● **Task instructions**
Identify each line containing the word "SPEED" and copy it.

— START OF Data to process —

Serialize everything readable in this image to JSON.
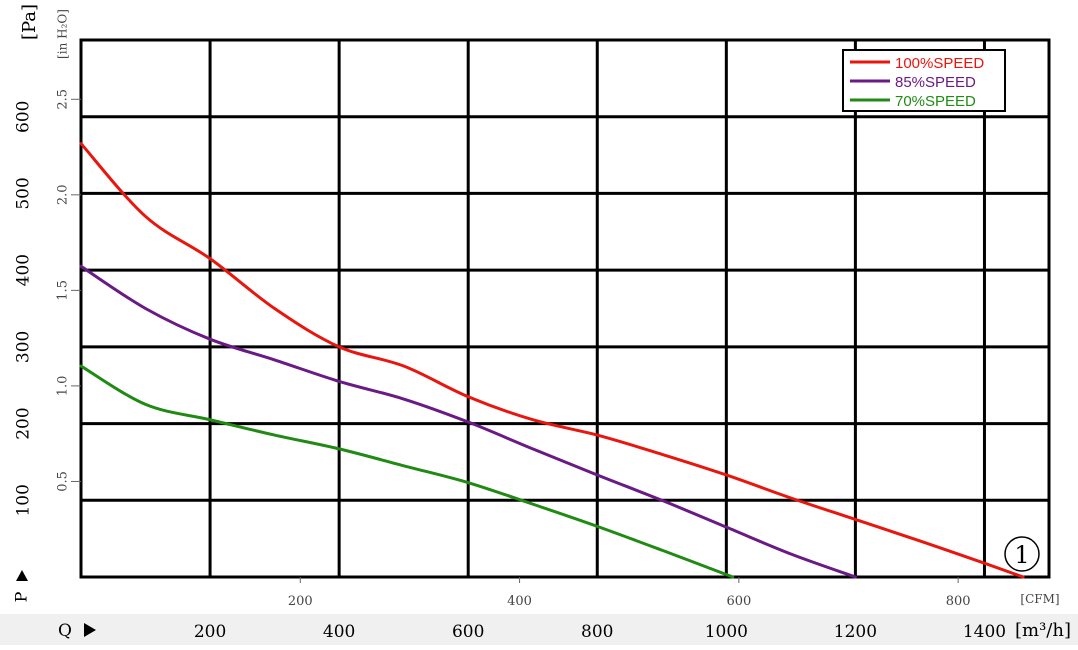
{
  "chart_data": {
    "type": "line",
    "x_unit_primary": "[m³/h]",
    "x_unit_secondary": "[CFM]",
    "y_unit_primary": "[Pa]",
    "y_unit_secondary": "[in H₂O]",
    "x_axis_prefix": "Q",
    "y_axis_prefix": "P",
    "x_range": [
      0,
      1500
    ],
    "y_range": [
      0,
      700
    ],
    "x_ticks_primary": [
      "200",
      "400",
      "600",
      "800",
      "1000",
      "1200",
      "1400"
    ],
    "x_ticks_secondary": [
      "200",
      "400",
      "600",
      "800"
    ],
    "y_ticks_primary": [
      "100",
      "200",
      "300",
      "400",
      "500",
      "600"
    ],
    "y_ticks_secondary": [
      "0.5",
      "1.0",
      "1.5",
      "2.0",
      "2.5"
    ],
    "grid": true,
    "legend_placement": "top-right",
    "annotation": "1",
    "series": [
      {
        "name": "100%SPEED",
        "color": "#e8160e",
        "points": [
          [
            0,
            565
          ],
          [
            100,
            470
          ],
          [
            200,
            415
          ],
          [
            300,
            350
          ],
          [
            400,
            300
          ],
          [
            500,
            275
          ],
          [
            600,
            235
          ],
          [
            700,
            205
          ],
          [
            800,
            185
          ],
          [
            900,
            160
          ],
          [
            1000,
            133
          ],
          [
            1100,
            103
          ],
          [
            1200,
            75
          ],
          [
            1300,
            47
          ],
          [
            1400,
            18
          ],
          [
            1460,
            0
          ]
        ]
      },
      {
        "name": "85%SPEED",
        "color": "#6a1a84",
        "points": [
          [
            0,
            405
          ],
          [
            100,
            350
          ],
          [
            200,
            310
          ],
          [
            300,
            283
          ],
          [
            400,
            255
          ],
          [
            500,
            232
          ],
          [
            600,
            202
          ],
          [
            700,
            167
          ],
          [
            800,
            133
          ],
          [
            900,
            100
          ],
          [
            1000,
            65
          ],
          [
            1100,
            30
          ],
          [
            1200,
            0
          ]
        ]
      },
      {
        "name": "70%SPEED",
        "color": "#208a14",
        "points": [
          [
            0,
            275
          ],
          [
            100,
            225
          ],
          [
            200,
            205
          ],
          [
            300,
            185
          ],
          [
            400,
            167
          ],
          [
            500,
            145
          ],
          [
            600,
            123
          ],
          [
            700,
            95
          ],
          [
            800,
            66
          ],
          [
            900,
            35
          ],
          [
            1010,
            0
          ]
        ]
      }
    ]
  }
}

— END OF Data to process —

● **Exercise solution**
        "name": "100%SPEED",
        "name": "85%SPEED",
        "name": "70%SPEED",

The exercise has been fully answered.